▸ **Instruction**:
Gather up the lines that contain "document".

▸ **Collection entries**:
◇ ◇ ◇ ◇ ◇

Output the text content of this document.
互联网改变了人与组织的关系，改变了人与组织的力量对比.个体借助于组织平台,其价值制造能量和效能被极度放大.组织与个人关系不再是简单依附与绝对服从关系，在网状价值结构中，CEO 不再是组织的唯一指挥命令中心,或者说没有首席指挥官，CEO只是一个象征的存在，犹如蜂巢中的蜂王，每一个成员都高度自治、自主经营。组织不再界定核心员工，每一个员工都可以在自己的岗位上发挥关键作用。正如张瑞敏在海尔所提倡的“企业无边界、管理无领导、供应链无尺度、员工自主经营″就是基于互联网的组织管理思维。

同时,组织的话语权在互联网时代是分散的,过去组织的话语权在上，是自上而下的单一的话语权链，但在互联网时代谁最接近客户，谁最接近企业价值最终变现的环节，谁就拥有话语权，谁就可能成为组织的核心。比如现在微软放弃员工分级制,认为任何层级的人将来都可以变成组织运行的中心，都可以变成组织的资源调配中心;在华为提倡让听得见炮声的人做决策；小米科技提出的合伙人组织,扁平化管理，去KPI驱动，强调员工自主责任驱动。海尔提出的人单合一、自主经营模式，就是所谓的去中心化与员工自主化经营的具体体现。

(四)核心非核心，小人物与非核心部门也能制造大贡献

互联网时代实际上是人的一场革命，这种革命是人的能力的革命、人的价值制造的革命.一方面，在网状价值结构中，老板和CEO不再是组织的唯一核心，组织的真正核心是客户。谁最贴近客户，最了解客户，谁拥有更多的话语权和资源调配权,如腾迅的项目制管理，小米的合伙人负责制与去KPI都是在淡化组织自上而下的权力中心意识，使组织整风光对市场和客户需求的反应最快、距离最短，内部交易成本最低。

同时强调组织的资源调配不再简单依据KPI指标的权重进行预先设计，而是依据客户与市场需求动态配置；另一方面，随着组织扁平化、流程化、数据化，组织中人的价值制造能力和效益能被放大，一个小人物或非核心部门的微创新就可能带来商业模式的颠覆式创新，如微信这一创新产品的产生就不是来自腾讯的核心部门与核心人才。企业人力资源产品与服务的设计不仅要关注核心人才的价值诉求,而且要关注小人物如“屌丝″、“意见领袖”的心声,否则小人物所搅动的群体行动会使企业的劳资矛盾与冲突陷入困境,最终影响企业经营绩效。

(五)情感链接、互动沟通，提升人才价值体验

◇ ◇ ◇ ◇ ◇

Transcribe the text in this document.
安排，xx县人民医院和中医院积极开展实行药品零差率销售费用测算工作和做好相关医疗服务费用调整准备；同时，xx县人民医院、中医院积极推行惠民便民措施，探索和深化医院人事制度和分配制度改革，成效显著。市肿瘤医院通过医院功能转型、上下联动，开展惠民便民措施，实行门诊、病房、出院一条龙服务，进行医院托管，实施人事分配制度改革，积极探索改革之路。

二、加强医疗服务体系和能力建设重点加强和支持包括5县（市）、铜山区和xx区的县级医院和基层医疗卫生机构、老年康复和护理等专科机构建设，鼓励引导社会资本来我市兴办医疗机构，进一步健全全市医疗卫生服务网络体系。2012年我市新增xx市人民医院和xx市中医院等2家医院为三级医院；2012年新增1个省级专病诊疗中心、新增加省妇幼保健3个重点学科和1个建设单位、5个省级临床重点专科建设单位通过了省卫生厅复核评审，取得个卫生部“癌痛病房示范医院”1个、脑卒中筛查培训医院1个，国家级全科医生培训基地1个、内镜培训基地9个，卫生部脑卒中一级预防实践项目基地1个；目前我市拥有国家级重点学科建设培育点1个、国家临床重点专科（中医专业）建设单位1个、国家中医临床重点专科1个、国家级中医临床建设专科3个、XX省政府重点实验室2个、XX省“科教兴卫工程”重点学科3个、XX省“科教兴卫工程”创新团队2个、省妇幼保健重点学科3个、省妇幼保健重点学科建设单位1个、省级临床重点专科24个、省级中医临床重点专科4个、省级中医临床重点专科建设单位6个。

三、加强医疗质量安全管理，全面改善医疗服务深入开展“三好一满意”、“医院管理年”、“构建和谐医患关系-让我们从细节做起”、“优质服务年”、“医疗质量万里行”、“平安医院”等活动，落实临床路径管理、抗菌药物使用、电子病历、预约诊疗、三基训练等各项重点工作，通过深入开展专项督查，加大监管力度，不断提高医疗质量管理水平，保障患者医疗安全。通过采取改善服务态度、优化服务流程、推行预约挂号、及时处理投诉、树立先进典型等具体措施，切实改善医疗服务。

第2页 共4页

◇ ◇ ◇ ◇ ◇

▸ **Full output**:
Output the text content of this document.
Transcribe the text in this document.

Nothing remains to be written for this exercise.